Look through the entries below and report how many lines hold the string "header". Only the number is wanted.

-*-

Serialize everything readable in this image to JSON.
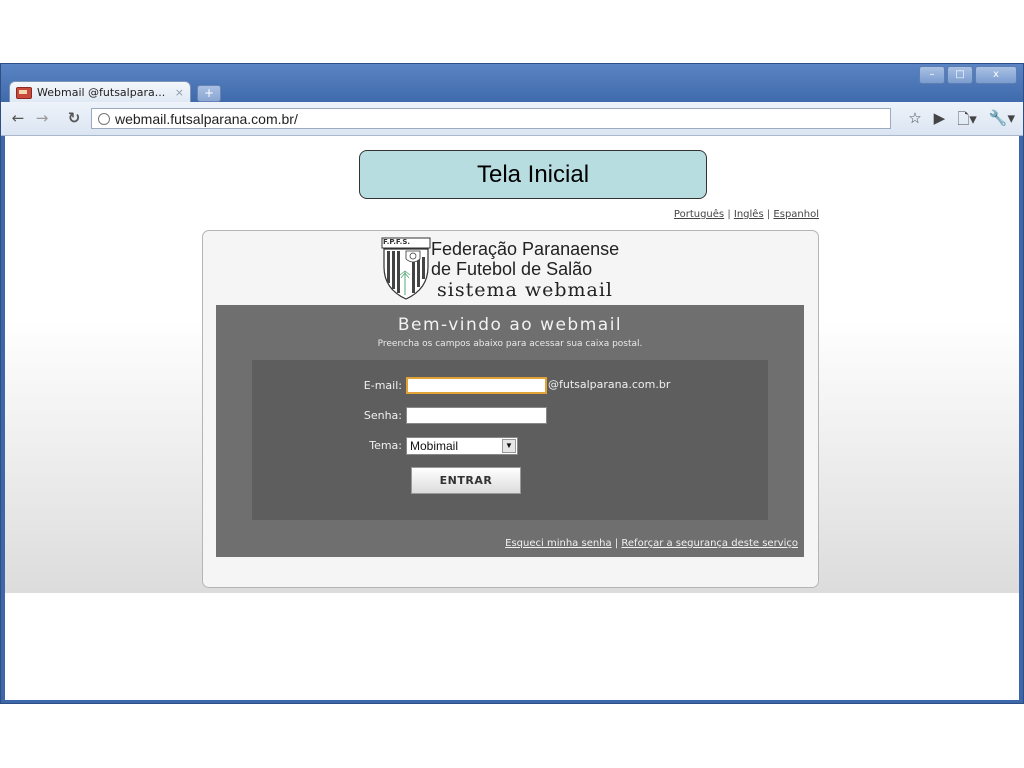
{
  "browser": {
    "tab_title": "Webmail @futsalpara...",
    "tab_close": "×",
    "new_tab": "+",
    "url": "webmail.futsalparana.com.br/",
    "window_buttons": [
      "–",
      "□",
      "x"
    ],
    "icons": [
      "back-icon",
      "forward-icon",
      "reload-icon",
      "globe-icon",
      "star-icon",
      "play-icon",
      "page-icon",
      "wrench-icon"
    ]
  },
  "slide": {
    "title": "Tela Inicial"
  },
  "languages": {
    "portugues": "Português",
    "ingles": "Inglês",
    "espanhol": "Espanhol",
    "separator": "|"
  },
  "logo": {
    "badge": "F.P.F.S.",
    "line1": "Federação Paranaense",
    "line2": "de Futebol de Salão",
    "line3": "sistema webmail"
  },
  "login": {
    "welcome": "Bem-vindo ao webmail",
    "subtitle": "Preencha os campos abaixo para acessar sua caixa postal.",
    "email_label": "E-mail:",
    "email_value": "",
    "domain_suffix": "@futsalparana.com.br",
    "password_label": "Senha:",
    "password_value": "",
    "theme_label": "Tema:",
    "theme_selected": "Mobimail",
    "submit_label": "ENTRAR",
    "forgot_link": "Esqueci minha senha",
    "security_link": "Reforçar a segurança deste serviço",
    "separator": "|"
  },
  "colors": {
    "window_frame": "#3d67a8",
    "slide_title_bg": "#b7dde1",
    "panel_bg": "#6f6f6f",
    "inner_bg": "#5e5e5e",
    "focus_border": "#e1a336"
  }
}
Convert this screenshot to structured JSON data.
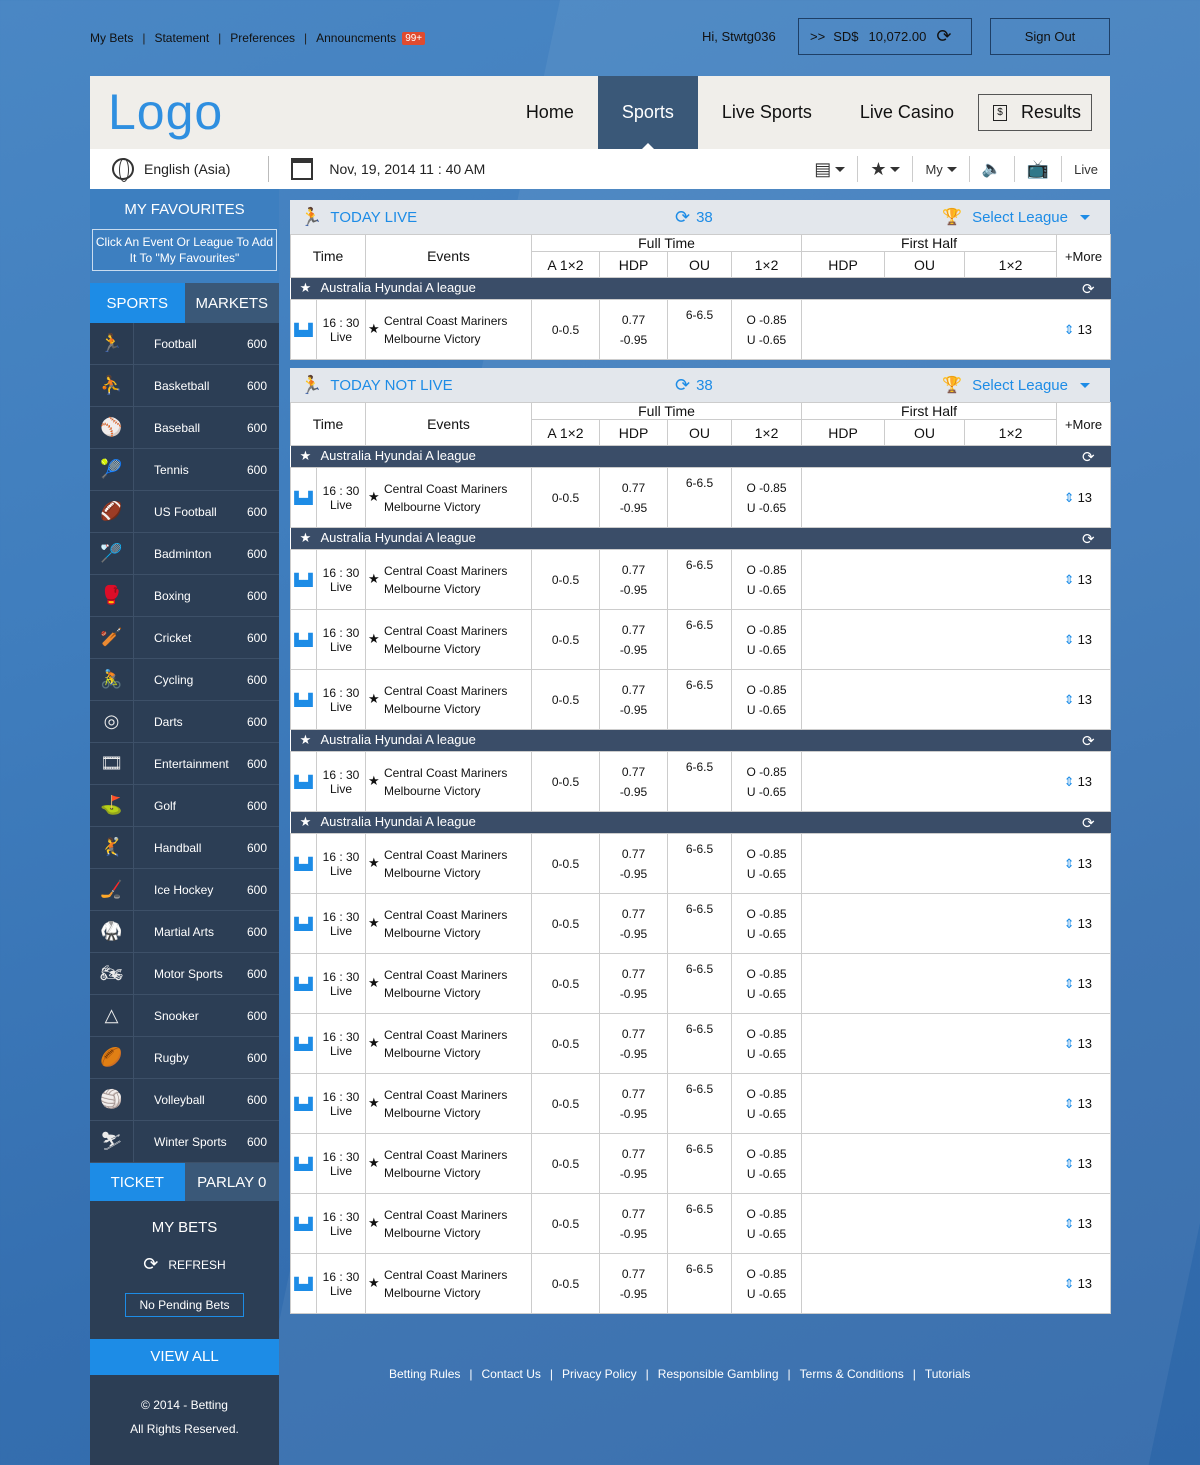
{
  "top": {
    "links": [
      "My Bets",
      "Statement",
      "Preferences",
      "Announcments"
    ],
    "badge": "99+",
    "greeting": "Hi, Stwtg036",
    "balance_prefix": ">>",
    "currency": "SD$",
    "balance": "10,072.00",
    "signout": "Sign Out"
  },
  "header": {
    "logo": "Logo",
    "nav": [
      "Home",
      "Sports",
      "Live Sports",
      "Live Casino"
    ],
    "active_nav": "Sports",
    "results": "Results"
  },
  "subbar": {
    "language": "English (Asia)",
    "datetime": "Nov, 19, 2014 11 : 40 AM",
    "my": "My",
    "live": "Live"
  },
  "sidebar": {
    "fav_title": "MY FAVOURITES",
    "fav_hint": "Click An Event Or League To Add It To \"My Favourites\"",
    "tabs": [
      "SPORTS",
      "MARKETS"
    ],
    "sports": [
      {
        "name": "Football",
        "count": "600",
        "icon": "football-icon",
        "glyph": "🏃"
      },
      {
        "name": "Basketball",
        "count": "600",
        "icon": "basketball-icon",
        "glyph": "⛹"
      },
      {
        "name": "Baseball",
        "count": "600",
        "icon": "baseball-icon",
        "glyph": "⚾"
      },
      {
        "name": "Tennis",
        "count": "600",
        "icon": "tennis-icon",
        "glyph": "🎾"
      },
      {
        "name": "US Football",
        "count": "600",
        "icon": "us-football-icon",
        "glyph": "🏈"
      },
      {
        "name": "Badminton",
        "count": "600",
        "icon": "badminton-icon",
        "glyph": "🏸"
      },
      {
        "name": "Boxing",
        "count": "600",
        "icon": "boxing-icon",
        "glyph": "🥊"
      },
      {
        "name": "Cricket",
        "count": "600",
        "icon": "cricket-icon",
        "glyph": "🏏"
      },
      {
        "name": "Cycling",
        "count": "600",
        "icon": "cycling-icon",
        "glyph": "🚴"
      },
      {
        "name": "Darts",
        "count": "600",
        "icon": "darts-icon",
        "glyph": "◎"
      },
      {
        "name": "Entertainment",
        "count": "600",
        "icon": "entertainment-icon",
        "glyph": "🎞"
      },
      {
        "name": "Golf",
        "count": "600",
        "icon": "golf-icon",
        "glyph": "⛳"
      },
      {
        "name": "Handball",
        "count": "600",
        "icon": "handball-icon",
        "glyph": "🤾"
      },
      {
        "name": "Ice Hockey",
        "count": "600",
        "icon": "ice-hockey-icon",
        "glyph": "🏒"
      },
      {
        "name": "Martial Arts",
        "count": "600",
        "icon": "martial-arts-icon",
        "glyph": "🥋"
      },
      {
        "name": "Motor Sports",
        "count": "600",
        "icon": "motor-sports-icon",
        "glyph": "🏍"
      },
      {
        "name": "Snooker",
        "count": "600",
        "icon": "snooker-icon",
        "glyph": "△"
      },
      {
        "name": "Rugby",
        "count": "600",
        "icon": "rugby-icon",
        "glyph": "🏉"
      },
      {
        "name": "Volleyball",
        "count": "600",
        "icon": "volleyball-icon",
        "glyph": "🏐"
      },
      {
        "name": "Winter Sports",
        "count": "600",
        "icon": "winter-sports-icon",
        "glyph": "⛷"
      }
    ],
    "ticket": "TICKET",
    "parlay": "PARLAY 0",
    "mybets": "MY BETS",
    "refresh": "REFRESH",
    "no_pending": "No Pending Bets",
    "view_all": "VIEW ALL",
    "copyright": "© 2014 - Betting",
    "rights": "All Rights Reserved."
  },
  "columns": {
    "time": "Time",
    "events": "Events",
    "full_time": "Full Time",
    "first_half": "First Half",
    "a12": "A 1×2",
    "hdp": "HDP",
    "ou": "OU",
    "x12": "1×2",
    "more": "+More"
  },
  "event": {
    "time": "16 : 30",
    "status": "Live",
    "home": "Central Coast Mariners",
    "away": "Melbourne Victory",
    "hdp_line": "0-0.5",
    "hdp_home": "0.77",
    "hdp_away": "-0.95",
    "ou_line": "6-6.5",
    "ou_over": "O  -0.85",
    "ou_under": "U  -0.65",
    "more_count": "13"
  },
  "today_live": {
    "title": "TODAY LIVE",
    "count": "38",
    "select": "Select League",
    "groups": [
      {
        "league": "Australia Hyundai A league",
        "events": 1
      }
    ]
  },
  "today_not_live": {
    "title": "TODAY NOT LIVE",
    "count": "38",
    "select": "Select League",
    "groups": [
      {
        "league": "Australia Hyundai A league",
        "events": 1
      },
      {
        "league": "Australia Hyundai A league",
        "events": 3
      },
      {
        "league": "Australia Hyundai A league",
        "events": 1
      },
      {
        "league": "Australia Hyundai A league",
        "events": 8
      }
    ]
  },
  "footer": [
    "Betting Rules",
    "Contact Us",
    "Privacy Policy",
    "Responsible Gambling",
    "Terms & Conditions",
    "Tutorials"
  ],
  "colors": {
    "accent": "#1d8ce6",
    "dark": "#2c3e55",
    "league_bar": "#3a4d68",
    "badge": "#e04b2f"
  }
}
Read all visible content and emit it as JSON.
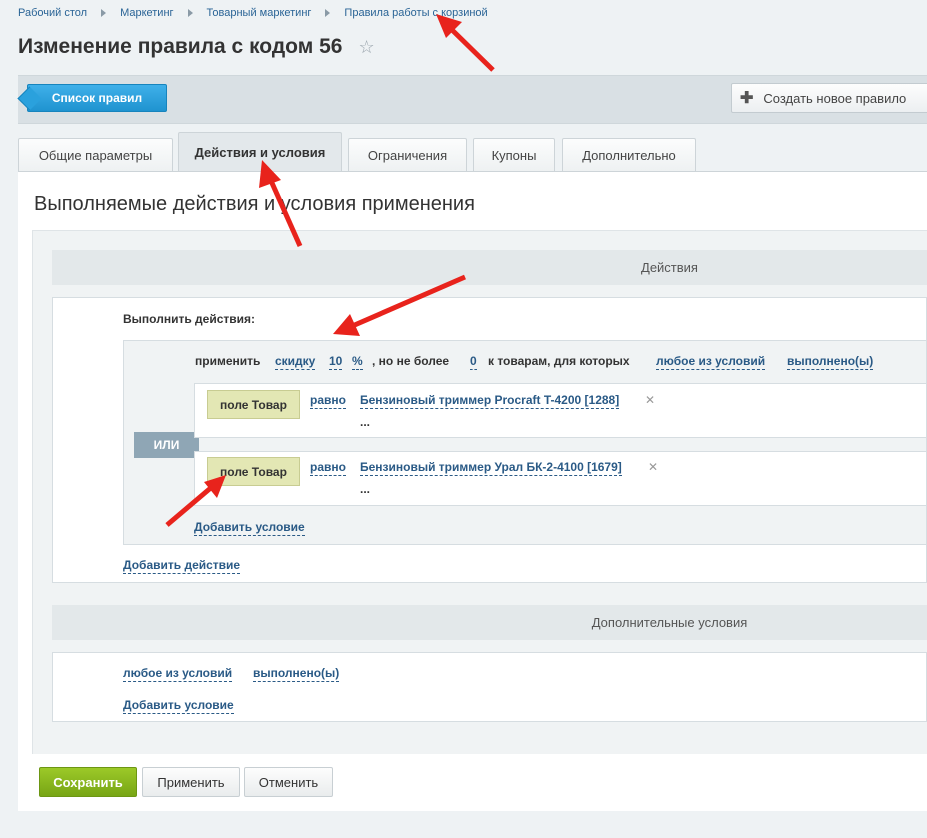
{
  "breadcrumb": [
    "Рабочий стол",
    "Маркетинг",
    "Товарный маркетинг",
    "Правила работы с корзиной"
  ],
  "page_title": "Изменение правила с кодом 56",
  "toolbar": {
    "list_label": "Список правил",
    "create_label": "Создать новое правило"
  },
  "tabs": [
    "Общие параметры",
    "Действия и условия",
    "Ограничения",
    "Купоны",
    "Дополнительно"
  ],
  "active_tab": "Действия и условия",
  "section_title": "Выполняемые действия и условия применения",
  "actions": {
    "header": "Действия",
    "run_label": "Выполнить действия:",
    "apply": {
      "apply_word": "применить",
      "type": "скидку",
      "amount": "10",
      "unit": "%",
      "not_more_text": ", но не более",
      "max": "0",
      "for_goods_text": "к товарам, для которых",
      "any_link": "любое из условий",
      "fulfilled_link": "выполнено(ы)"
    },
    "logic": "ИЛИ",
    "conditions": [
      {
        "field": "поле Товар",
        "operator": "равно",
        "value": "Бензиновый триммер Procraft T-4200 [1288]",
        "more": "..."
      },
      {
        "field": "поле Товар",
        "operator": "равно",
        "value": "Бензиновый триммер Урал БК-2-4100 [1679]",
        "more": "..."
      }
    ],
    "add_condition": "Добавить условие",
    "add_action": "Добавить действие"
  },
  "extra": {
    "header": "Дополнительные условия",
    "any_link": "любое из условий",
    "fulfilled_link": "выполнено(ы)",
    "add_condition": "Добавить условие"
  },
  "buttons": {
    "save": "Сохранить",
    "apply": "Применить",
    "cancel": "Отменить"
  },
  "colors": {
    "accent_blue": "#1f93d0",
    "save_green": "#77a515",
    "field_bg": "#e3e7b4",
    "arrow_red": "#e8231c"
  }
}
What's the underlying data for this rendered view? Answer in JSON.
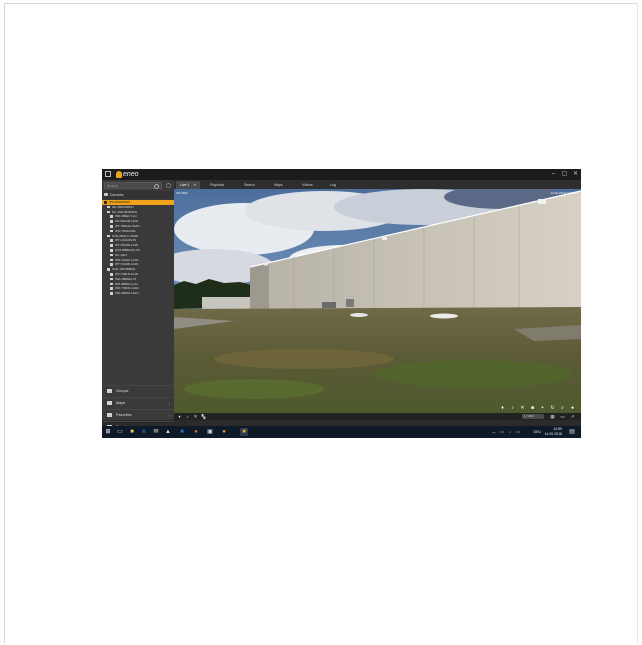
{
  "window": {
    "logo_text": "eneo",
    "minimize": "–",
    "maximize": "▢",
    "close": "✕"
  },
  "sidebar": {
    "search_placeholder": "Search",
    "devices_label": "Devices",
    "devices": [
      "IPC-D83150W0",
      "HD-180A060DU",
      "NC-T08-A84M3AN",
      "IND-980EUT-A4",
      "HD-D8A3B-1AN4",
      "IPT-T88A20-3A4N",
      "IPD-T8A3A0B4",
      "NVR-8008-A-C8DN",
      "IPT-L8A0-8A4N",
      "IPT-N6A08-1A4N",
      "HC8-08BE0AS-UP",
      "NC-1001",
      "IPD-T2A0A-1A4N",
      "IPT-T2A0B-1A4N",
      "NAR-108-8B8DI4",
      "IPC-T08L8-1A4N",
      "IND-08B0E0-T6",
      "IPD-08BE0-U-A4",
      "IND-T06D0-1A4N",
      "IND-08D00-1A4N"
    ],
    "nav": [
      {
        "label": "Groups",
        "chevron": ""
      },
      {
        "label": "Maps",
        "chevron": "›"
      },
      {
        "label": "Favorites",
        "chevron": "›"
      },
      {
        "label": "Events",
        "chevron": ""
      }
    ]
  },
  "tabs": [
    {
      "label": "Live 1",
      "close": "✕"
    },
    {
      "label": "Playback"
    },
    {
      "label": "Search"
    },
    {
      "label": "Maps"
    },
    {
      "label": "Videos"
    },
    {
      "label": "Log"
    }
  ],
  "view": {
    "camera_name": "IPC-D83",
    "timestamp": "14.09.2018 14:59:13"
  },
  "controls": {
    "layout_label": "1 / 16 ▾"
  },
  "taskbar": {
    "time": "14:59",
    "date": "14.09.2018",
    "lang": "DEU"
  }
}
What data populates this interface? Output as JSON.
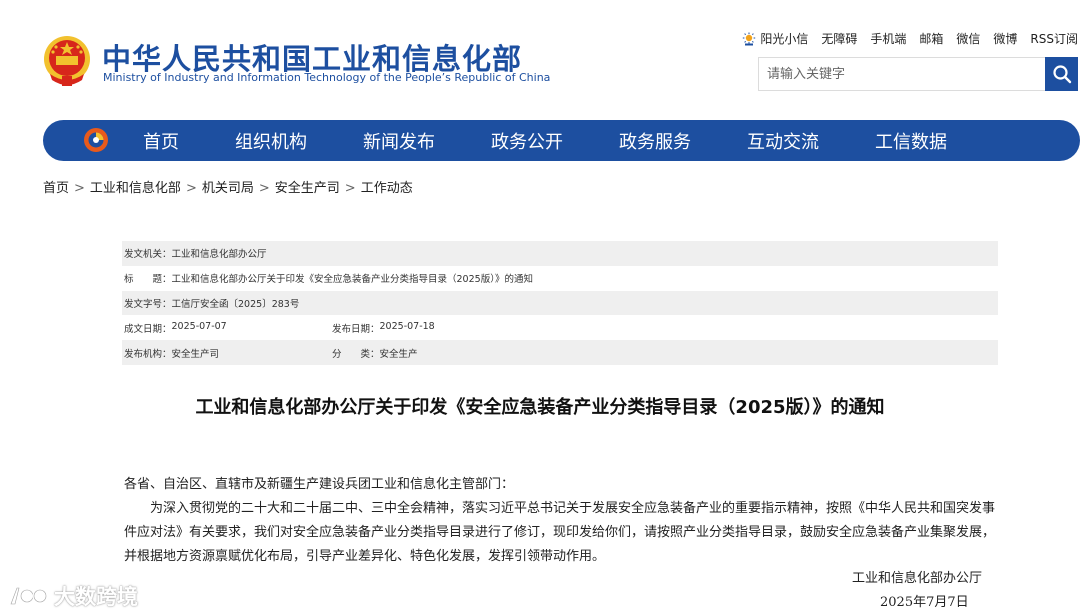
{
  "header": {
    "title_cn": "中华人民共和国工业和信息化部",
    "title_en": "Ministry of Industry and Information Technology of the People’s Republic of China",
    "top_links": [
      "阳光小信",
      "无障碍",
      "手机端",
      "邮箱",
      "微信",
      "微博",
      "RSS订阅"
    ],
    "search_placeholder": "请输入关键字"
  },
  "nav": {
    "items": [
      "首页",
      "组织机构",
      "新闻发布",
      "政务公开",
      "政务服务",
      "互动交流",
      "工信数据"
    ]
  },
  "breadcrumb": {
    "items": [
      "首页",
      "工业和信息化部",
      "机关司局",
      "安全生产司",
      "工作动态"
    ],
    "separator": ">"
  },
  "meta": {
    "issuer_label": "发文机关：",
    "issuer": "工业和信息化部办公厅",
    "title_label": "标　　题：",
    "title": "工业和信息化部办公厅关于印发《安全应急装备产业分类指导目录（2025版）》的通知",
    "doc_no_label": "发文字号：",
    "doc_no": "工信厅安全函〔2025〕283号",
    "created_label": "成文日期：",
    "created": "2025-07-07",
    "published_label": "发布日期：",
    "published": "2025-07-18",
    "org_label": "发布机构：",
    "org": "安全生产司",
    "category_label": "分　　类：",
    "category": "安全生产"
  },
  "document": {
    "title": "工业和信息化部办公厅关于印发《安全应急装备产业分类指导目录（2025版）》的通知",
    "salutation": "各省、自治区、直辖市及新疆生产建设兵团工业和信息化主管部门：",
    "paragraph": "为深入贯彻党的二十大和二十届二中、三中全会精神，落实习近平总书记关于发展安全应急装备产业的重要指示精神，按照《中华人民共和国突发事件应对法》有关要求，我们对安全应急装备产业分类指导目录进行了修订，现印发给你们，请按照产业分类指导目录，鼓励安全应急装备产业集聚发展，并根据地方资源禀赋优化布局，引导产业差异化、特色化发展，发挥引领带动作用。",
    "signature": "工业和信息化部办公厅",
    "date": "2025年7月7日"
  },
  "watermark": "大数跨境",
  "colors": {
    "brand_blue": "#1d4fa0",
    "meta_gray": "#efefef",
    "emblem_red": "#d7261b",
    "emblem_gold": "#f2c12e"
  },
  "icons": [
    "national-emblem-icon",
    "sun-icon",
    "search-icon",
    "mitt-logo-icon",
    "watermark-logo-icon"
  ]
}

-*-

Correct answer: 4